(Figure data in JSON)

- - - - - - -

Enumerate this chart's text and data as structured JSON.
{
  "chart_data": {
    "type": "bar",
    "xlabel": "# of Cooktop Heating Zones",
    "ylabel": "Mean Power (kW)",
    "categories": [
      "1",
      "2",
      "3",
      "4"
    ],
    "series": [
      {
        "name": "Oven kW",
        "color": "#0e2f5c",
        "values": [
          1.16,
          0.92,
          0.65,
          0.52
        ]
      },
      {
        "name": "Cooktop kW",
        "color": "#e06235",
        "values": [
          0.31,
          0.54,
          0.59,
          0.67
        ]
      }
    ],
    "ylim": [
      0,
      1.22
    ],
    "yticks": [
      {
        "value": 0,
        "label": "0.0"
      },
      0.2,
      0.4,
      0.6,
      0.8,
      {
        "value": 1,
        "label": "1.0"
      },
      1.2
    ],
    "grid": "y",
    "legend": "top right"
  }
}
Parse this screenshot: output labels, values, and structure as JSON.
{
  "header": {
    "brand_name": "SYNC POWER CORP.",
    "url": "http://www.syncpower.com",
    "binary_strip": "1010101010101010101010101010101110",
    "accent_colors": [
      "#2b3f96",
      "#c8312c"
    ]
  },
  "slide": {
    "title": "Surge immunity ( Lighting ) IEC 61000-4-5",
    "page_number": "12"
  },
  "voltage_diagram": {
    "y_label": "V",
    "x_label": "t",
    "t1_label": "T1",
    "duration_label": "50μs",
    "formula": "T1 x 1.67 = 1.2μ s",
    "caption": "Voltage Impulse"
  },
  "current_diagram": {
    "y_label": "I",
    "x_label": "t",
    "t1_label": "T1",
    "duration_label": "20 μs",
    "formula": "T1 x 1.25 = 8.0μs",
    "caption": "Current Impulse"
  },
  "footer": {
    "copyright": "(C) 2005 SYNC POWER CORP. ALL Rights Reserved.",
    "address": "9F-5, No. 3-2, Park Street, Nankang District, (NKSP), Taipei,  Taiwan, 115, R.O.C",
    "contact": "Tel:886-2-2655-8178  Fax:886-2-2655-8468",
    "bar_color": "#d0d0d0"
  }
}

- - - - - - -

Aim: Restate the whole of the material exactly.

Result:
Enumerate this chart's text and data as structured JSON.
{
  "chart_data": {
    "type": "bar",
    "xlabel": "# of Cooktop Heating Zones",
    "ylabel": "Mean Power (kW)",
    "categories": [
      "1",
      "2",
      "3",
      "4"
    ],
    "series": [
      {
        "name": "Oven kW",
        "color": "#0e2f5c",
        "values": [
          1.16,
          0.92,
          0.65,
          0.52
        ]
      },
      {
        "name": "Cooktop kW",
        "color": "#e06235",
        "values": [
          0.31,
          0.54,
          0.59,
          0.67
        ]
      }
    ],
    "ylim": [
      0,
      1.22
    ],
    "yticks": [
      {
        "value": 0,
        "label": "0.0"
      },
      0.2,
      0.4,
      0.6,
      0.8,
      {
        "value": 1,
        "label": "1.0"
      },
      1.2
    ],
    "grid": "y",
    "legend": "top right"
  }
}
Parse this screenshot: output labels, values, and structure as JSON.
{
  "header": {
    "brand_name": "SYNC POWER CORP.",
    "url": "http://www.syncpower.com",
    "binary_strip": "1010101010101010101010101010101110",
    "accent_colors": [
      "#2b3f96",
      "#c8312c"
    ]
  },
  "slide": {
    "title": "Surge immunity ( Lighting ) IEC 61000-4-5",
    "page_number": "12"
  },
  "voltage_diagram": {
    "y_label": "V",
    "x_label": "t",
    "t1_label": "T1",
    "duration_label": "50μs",
    "formula": "T1 x 1.67 = 1.2μ s",
    "caption": "Voltage Impulse"
  },
  "current_diagram": {
    "y_label": "I",
    "x_label": "t",
    "t1_label": "T1",
    "duration_label": "20 μs",
    "formula": "T1 x 1.25 = 8.0μs",
    "caption": "Current Impulse"
  },
  "footer": {
    "copyright": "(C) 2005 SYNC POWER CORP. ALL Rights Reserved.",
    "address": "9F-5, No. 3-2, Park Street, Nankang District, (NKSP), Taipei,  Taiwan, 115, R.O.C",
    "contact": "Tel:886-2-2655-8178  Fax:886-2-2655-8468",
    "bar_color": "#d0d0d0"
  }
}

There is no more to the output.